Your goal: Check each line of the data for "JSON" and select those that have it.

(Collected data entries)
## start

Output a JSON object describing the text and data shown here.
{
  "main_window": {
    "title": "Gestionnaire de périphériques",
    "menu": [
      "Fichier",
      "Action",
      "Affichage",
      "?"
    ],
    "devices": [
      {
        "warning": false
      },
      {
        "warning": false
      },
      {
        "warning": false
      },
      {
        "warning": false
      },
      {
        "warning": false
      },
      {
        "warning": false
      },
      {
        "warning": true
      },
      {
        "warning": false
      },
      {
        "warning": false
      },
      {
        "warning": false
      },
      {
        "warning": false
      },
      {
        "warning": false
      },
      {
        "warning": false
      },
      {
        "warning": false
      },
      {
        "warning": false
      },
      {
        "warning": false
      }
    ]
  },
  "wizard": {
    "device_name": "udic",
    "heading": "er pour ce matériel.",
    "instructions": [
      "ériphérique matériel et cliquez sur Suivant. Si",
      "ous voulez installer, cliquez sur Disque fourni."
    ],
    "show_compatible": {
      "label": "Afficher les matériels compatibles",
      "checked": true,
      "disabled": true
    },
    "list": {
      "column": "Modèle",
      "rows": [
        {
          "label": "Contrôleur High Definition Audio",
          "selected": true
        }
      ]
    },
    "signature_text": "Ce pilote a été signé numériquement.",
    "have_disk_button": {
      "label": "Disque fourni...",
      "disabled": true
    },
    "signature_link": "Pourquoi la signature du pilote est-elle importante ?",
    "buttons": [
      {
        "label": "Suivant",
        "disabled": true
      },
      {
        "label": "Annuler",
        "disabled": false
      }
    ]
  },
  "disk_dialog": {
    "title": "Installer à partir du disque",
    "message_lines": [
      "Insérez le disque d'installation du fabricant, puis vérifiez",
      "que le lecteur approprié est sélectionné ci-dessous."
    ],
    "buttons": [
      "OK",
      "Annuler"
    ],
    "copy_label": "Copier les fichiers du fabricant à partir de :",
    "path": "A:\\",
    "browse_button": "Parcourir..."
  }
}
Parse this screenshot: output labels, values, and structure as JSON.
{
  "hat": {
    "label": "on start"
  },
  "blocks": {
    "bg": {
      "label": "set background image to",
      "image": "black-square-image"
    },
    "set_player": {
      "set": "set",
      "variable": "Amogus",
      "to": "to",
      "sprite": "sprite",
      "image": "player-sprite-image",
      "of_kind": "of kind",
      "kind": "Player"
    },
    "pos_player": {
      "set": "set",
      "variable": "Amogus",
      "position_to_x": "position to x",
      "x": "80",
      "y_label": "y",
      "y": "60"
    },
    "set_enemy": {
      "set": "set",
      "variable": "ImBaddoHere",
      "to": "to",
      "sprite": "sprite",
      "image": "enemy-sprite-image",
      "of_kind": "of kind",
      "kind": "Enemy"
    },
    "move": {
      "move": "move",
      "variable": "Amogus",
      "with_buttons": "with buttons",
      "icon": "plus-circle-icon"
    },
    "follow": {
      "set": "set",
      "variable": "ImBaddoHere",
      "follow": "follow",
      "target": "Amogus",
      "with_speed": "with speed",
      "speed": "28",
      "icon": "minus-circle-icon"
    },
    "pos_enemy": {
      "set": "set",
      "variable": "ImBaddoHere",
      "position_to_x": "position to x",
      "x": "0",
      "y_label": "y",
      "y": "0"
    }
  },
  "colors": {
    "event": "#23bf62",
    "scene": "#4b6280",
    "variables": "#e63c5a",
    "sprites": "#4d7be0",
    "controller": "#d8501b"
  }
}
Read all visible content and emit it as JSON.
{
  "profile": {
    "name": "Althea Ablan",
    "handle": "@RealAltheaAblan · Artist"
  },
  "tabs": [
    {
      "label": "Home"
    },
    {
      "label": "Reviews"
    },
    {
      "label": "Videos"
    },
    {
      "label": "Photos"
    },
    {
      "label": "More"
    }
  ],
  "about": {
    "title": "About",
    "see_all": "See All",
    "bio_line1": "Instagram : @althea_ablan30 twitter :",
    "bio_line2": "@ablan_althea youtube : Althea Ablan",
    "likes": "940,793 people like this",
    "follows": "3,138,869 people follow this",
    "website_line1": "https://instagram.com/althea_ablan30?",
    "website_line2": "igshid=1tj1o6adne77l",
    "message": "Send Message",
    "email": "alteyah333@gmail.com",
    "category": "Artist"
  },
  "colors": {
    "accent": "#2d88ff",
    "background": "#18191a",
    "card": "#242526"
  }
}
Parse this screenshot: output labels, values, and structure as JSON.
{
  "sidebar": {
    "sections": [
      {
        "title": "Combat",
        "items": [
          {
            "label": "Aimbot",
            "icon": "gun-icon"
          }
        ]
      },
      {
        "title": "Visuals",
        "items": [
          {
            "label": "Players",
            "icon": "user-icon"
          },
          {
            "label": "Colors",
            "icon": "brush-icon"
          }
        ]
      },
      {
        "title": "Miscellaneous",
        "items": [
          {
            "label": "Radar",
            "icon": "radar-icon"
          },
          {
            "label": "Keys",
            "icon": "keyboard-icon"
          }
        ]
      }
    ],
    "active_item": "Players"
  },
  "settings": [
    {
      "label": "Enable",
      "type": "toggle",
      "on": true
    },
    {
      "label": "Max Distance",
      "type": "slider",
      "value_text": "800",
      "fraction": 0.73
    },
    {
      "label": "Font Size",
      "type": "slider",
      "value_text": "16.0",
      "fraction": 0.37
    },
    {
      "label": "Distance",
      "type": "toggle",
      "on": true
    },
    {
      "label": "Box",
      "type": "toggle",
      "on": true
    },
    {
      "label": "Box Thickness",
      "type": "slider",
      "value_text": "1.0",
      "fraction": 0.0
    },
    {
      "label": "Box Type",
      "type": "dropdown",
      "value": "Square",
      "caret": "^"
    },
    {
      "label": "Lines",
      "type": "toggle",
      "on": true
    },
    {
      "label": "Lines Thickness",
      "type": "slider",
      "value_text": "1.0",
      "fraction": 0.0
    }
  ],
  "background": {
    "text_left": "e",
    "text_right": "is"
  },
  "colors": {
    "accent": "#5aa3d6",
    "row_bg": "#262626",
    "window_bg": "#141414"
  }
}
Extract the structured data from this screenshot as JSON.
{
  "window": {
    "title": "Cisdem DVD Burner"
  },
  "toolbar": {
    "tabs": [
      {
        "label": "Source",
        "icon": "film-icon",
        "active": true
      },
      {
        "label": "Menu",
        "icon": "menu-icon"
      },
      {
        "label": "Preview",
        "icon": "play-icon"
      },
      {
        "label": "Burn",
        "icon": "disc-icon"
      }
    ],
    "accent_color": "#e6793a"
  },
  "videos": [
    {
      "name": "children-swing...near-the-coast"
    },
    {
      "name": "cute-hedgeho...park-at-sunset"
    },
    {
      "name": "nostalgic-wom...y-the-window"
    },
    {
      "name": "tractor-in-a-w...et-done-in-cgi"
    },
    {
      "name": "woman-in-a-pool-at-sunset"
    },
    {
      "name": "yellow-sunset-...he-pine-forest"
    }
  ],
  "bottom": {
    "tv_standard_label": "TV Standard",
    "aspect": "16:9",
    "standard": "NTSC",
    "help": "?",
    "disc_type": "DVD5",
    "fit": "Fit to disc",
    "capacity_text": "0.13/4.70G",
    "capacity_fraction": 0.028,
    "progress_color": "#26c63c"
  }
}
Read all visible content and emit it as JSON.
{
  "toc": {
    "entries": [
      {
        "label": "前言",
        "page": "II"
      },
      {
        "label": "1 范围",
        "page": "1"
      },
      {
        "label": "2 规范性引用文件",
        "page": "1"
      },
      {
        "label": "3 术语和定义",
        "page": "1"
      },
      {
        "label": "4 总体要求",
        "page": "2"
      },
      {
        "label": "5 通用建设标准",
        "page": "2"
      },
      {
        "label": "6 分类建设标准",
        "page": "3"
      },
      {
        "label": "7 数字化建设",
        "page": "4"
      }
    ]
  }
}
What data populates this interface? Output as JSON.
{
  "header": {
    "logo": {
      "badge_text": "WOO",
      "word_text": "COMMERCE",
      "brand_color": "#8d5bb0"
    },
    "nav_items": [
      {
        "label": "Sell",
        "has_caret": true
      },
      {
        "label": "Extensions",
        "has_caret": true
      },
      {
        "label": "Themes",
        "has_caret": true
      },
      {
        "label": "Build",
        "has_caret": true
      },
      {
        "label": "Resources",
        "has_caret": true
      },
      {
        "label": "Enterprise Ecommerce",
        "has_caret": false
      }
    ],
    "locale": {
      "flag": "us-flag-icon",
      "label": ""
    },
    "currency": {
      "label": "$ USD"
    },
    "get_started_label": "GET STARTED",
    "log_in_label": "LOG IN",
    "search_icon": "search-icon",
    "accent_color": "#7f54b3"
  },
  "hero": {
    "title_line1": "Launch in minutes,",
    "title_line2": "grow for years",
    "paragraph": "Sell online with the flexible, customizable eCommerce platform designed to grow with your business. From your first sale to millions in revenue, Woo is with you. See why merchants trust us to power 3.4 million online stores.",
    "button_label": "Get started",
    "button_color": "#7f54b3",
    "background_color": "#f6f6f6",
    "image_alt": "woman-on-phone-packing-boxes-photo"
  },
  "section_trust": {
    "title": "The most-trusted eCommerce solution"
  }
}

## end

Response to the exercise:
Output a JSON object describing the text and data shown here.
Parse this screenshot: output labels, values, and structure as JSON.
Read all visible content and emit it as JSON.
Parse this screenshot: output labels, values, and structure as JSON.
Extract the structured data from this screenshot as JSON.
Read all visible content and emit it as JSON.
What data populates this interface? Output as JSON.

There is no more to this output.